=== MATERIAL FOR THE TASK ===
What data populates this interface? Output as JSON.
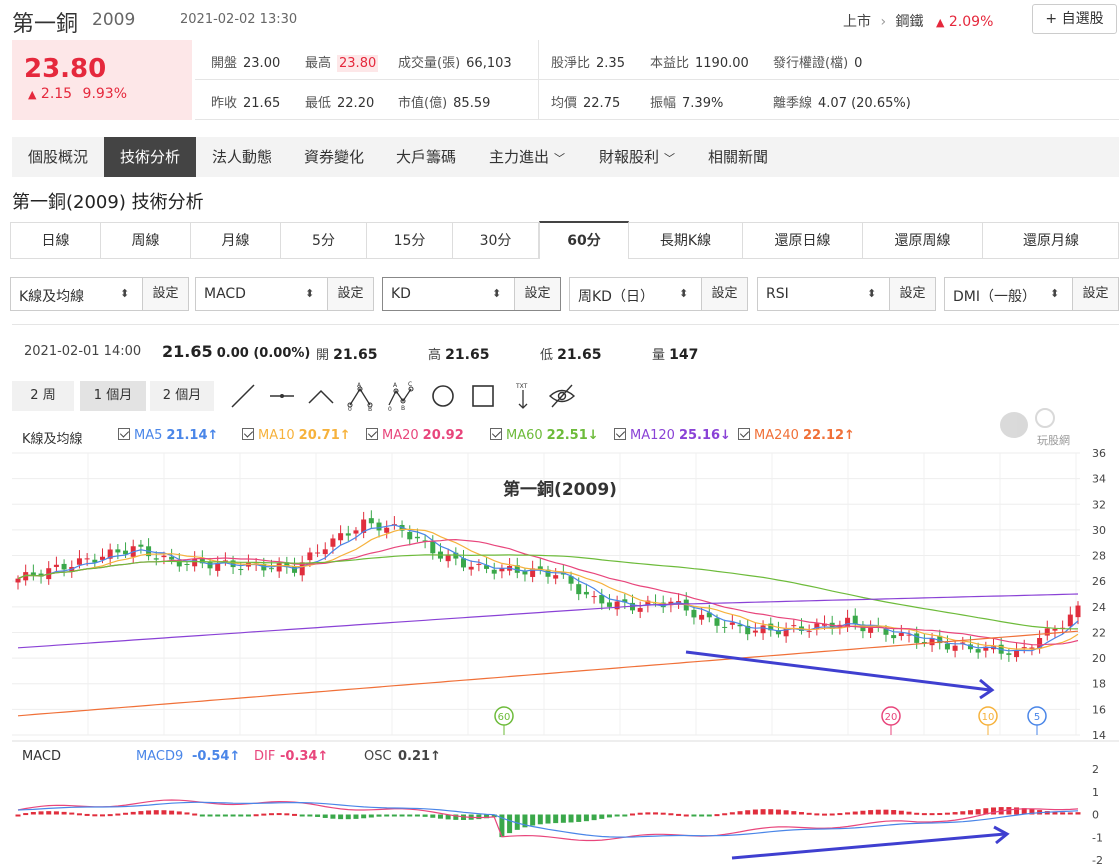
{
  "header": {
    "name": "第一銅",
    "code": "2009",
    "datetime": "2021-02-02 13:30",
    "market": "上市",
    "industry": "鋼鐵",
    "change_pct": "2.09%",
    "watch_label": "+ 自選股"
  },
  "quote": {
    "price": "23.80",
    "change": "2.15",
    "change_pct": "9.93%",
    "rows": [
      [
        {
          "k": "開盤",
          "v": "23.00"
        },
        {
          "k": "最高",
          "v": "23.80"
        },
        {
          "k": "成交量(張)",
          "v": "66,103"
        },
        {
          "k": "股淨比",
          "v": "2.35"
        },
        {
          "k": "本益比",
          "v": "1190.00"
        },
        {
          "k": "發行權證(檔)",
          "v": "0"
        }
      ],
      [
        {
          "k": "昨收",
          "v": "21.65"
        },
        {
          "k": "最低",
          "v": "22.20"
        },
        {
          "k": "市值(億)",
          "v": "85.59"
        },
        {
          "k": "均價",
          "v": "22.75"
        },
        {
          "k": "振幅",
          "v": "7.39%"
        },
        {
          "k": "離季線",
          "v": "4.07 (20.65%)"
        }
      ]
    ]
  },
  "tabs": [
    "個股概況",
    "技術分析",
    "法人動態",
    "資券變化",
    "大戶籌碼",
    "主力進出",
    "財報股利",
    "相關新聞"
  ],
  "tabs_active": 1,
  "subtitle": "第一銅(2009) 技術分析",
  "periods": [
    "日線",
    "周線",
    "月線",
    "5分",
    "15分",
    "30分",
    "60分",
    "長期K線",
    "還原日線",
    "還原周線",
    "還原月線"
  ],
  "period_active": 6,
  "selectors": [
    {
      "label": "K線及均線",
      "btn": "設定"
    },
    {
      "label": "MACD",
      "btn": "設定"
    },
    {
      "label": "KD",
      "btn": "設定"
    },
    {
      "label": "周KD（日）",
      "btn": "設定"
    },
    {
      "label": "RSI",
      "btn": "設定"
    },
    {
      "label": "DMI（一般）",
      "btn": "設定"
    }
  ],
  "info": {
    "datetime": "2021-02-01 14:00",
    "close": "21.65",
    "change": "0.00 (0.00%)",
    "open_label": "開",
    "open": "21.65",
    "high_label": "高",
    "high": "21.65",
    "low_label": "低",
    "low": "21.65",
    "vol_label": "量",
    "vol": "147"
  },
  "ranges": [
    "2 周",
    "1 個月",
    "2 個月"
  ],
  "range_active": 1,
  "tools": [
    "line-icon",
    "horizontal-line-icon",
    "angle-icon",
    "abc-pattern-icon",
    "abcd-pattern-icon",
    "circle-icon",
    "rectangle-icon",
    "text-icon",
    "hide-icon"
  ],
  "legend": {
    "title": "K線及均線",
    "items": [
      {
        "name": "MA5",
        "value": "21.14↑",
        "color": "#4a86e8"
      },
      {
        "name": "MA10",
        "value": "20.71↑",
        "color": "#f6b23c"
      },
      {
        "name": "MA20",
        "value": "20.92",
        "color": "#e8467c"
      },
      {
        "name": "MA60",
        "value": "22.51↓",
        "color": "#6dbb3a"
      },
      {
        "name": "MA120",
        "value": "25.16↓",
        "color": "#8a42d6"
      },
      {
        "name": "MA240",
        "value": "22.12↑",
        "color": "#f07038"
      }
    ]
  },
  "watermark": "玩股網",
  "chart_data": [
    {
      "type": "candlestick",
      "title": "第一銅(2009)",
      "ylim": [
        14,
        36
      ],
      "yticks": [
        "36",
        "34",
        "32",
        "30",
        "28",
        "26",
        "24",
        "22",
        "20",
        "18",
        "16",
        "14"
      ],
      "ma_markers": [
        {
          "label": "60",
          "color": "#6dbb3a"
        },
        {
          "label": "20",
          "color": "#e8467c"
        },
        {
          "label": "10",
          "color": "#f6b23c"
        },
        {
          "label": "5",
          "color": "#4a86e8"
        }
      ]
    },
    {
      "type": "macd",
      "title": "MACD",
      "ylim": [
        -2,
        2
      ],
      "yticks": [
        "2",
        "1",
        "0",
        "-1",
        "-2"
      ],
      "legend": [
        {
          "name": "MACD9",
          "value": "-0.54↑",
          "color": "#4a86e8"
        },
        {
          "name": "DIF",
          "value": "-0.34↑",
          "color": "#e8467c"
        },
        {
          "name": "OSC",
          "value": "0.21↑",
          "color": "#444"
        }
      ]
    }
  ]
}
===
### WORK TO BE COMPLETED
Leave out the pictures and retype every line above exactly.

### WRITTEN REPLY
What data populates this interface? Output as JSON.
{
  "header": {
    "name": "第一銅",
    "code": "2009",
    "datetime": "2021-02-02 13:30",
    "market": "上市",
    "industry": "鋼鐵",
    "change_pct": "2.09%",
    "watch_label": "+ 自選股"
  },
  "quote": {
    "price": "23.80",
    "change": "2.15",
    "change_pct": "9.93%",
    "rows": [
      [
        {
          "k": "開盤",
          "v": "23.00"
        },
        {
          "k": "最高",
          "v": "23.80"
        },
        {
          "k": "成交量(張)",
          "v": "66,103"
        },
        {
          "k": "股淨比",
          "v": "2.35"
        },
        {
          "k": "本益比",
          "v": "1190.00"
        },
        {
          "k": "發行權證(檔)",
          "v": "0"
        }
      ],
      [
        {
          "k": "昨收",
          "v": "21.65"
        },
        {
          "k": "最低",
          "v": "22.20"
        },
        {
          "k": "市值(億)",
          "v": "85.59"
        },
        {
          "k": "均價",
          "v": "22.75"
        },
        {
          "k": "振幅",
          "v": "7.39%"
        },
        {
          "k": "離季線",
          "v": "4.07 (20.65%)"
        }
      ]
    ]
  },
  "tabs": [
    "個股概況",
    "技術分析",
    "法人動態",
    "資券變化",
    "大戶籌碼",
    "主力進出",
    "財報股利",
    "相關新聞"
  ],
  "tabs_active": 1,
  "subtitle": "第一銅(2009) 技術分析",
  "periods": [
    "日線",
    "周線",
    "月線",
    "5分",
    "15分",
    "30分",
    "60分",
    "長期K線",
    "還原日線",
    "還原周線",
    "還原月線"
  ],
  "period_active": 6,
  "selectors": [
    {
      "label": "K線及均線",
      "btn": "設定"
    },
    {
      "label": "MACD",
      "btn": "設定"
    },
    {
      "label": "KD",
      "btn": "設定"
    },
    {
      "label": "周KD（日）",
      "btn": "設定"
    },
    {
      "label": "RSI",
      "btn": "設定"
    },
    {
      "label": "DMI（一般）",
      "btn": "設定"
    }
  ],
  "info": {
    "datetime": "2021-02-01 14:00",
    "close": "21.65",
    "change": "0.00 (0.00%)",
    "open_label": "開",
    "open": "21.65",
    "high_label": "高",
    "high": "21.65",
    "low_label": "低",
    "low": "21.65",
    "vol_label": "量",
    "vol": "147"
  },
  "ranges": [
    "2 周",
    "1 個月",
    "2 個月"
  ],
  "range_active": 1,
  "tools": [
    "line-icon",
    "horizontal-line-icon",
    "angle-icon",
    "abc-pattern-icon",
    "abcd-pattern-icon",
    "circle-icon",
    "rectangle-icon",
    "text-icon",
    "hide-icon"
  ],
  "legend": {
    "title": "K線及均線",
    "items": [
      {
        "name": "MA5",
        "value": "21.14↑",
        "color": "#4a86e8"
      },
      {
        "name": "MA10",
        "value": "20.71↑",
        "color": "#f6b23c"
      },
      {
        "name": "MA20",
        "value": "20.92",
        "color": "#e8467c"
      },
      {
        "name": "MA60",
        "value": "22.51↓",
        "color": "#6dbb3a"
      },
      {
        "name": "MA120",
        "value": "25.16↓",
        "color": "#8a42d6"
      },
      {
        "name": "MA240",
        "value": "22.12↑",
        "color": "#f07038"
      }
    ]
  },
  "watermark": "玩股網",
  "chart_data": [
    {
      "type": "candlestick",
      "title": "第一銅(2009)",
      "ylim": [
        14,
        36
      ],
      "yticks": [
        "36",
        "34",
        "32",
        "30",
        "28",
        "26",
        "24",
        "22",
        "20",
        "18",
        "16",
        "14"
      ],
      "ma_markers": [
        {
          "label": "60",
          "color": "#6dbb3a"
        },
        {
          "label": "20",
          "color": "#e8467c"
        },
        {
          "label": "10",
          "color": "#f6b23c"
        },
        {
          "label": "5",
          "color": "#4a86e8"
        }
      ]
    },
    {
      "type": "macd",
      "title": "MACD",
      "ylim": [
        -2,
        2
      ],
      "yticks": [
        "2",
        "1",
        "0",
        "-1",
        "-2"
      ],
      "legend": [
        {
          "name": "MACD9",
          "value": "-0.54↑",
          "color": "#4a86e8"
        },
        {
          "name": "DIF",
          "value": "-0.34↑",
          "color": "#e8467c"
        },
        {
          "name": "OSC",
          "value": "0.21↑",
          "color": "#444"
        }
      ]
    }
  ]
}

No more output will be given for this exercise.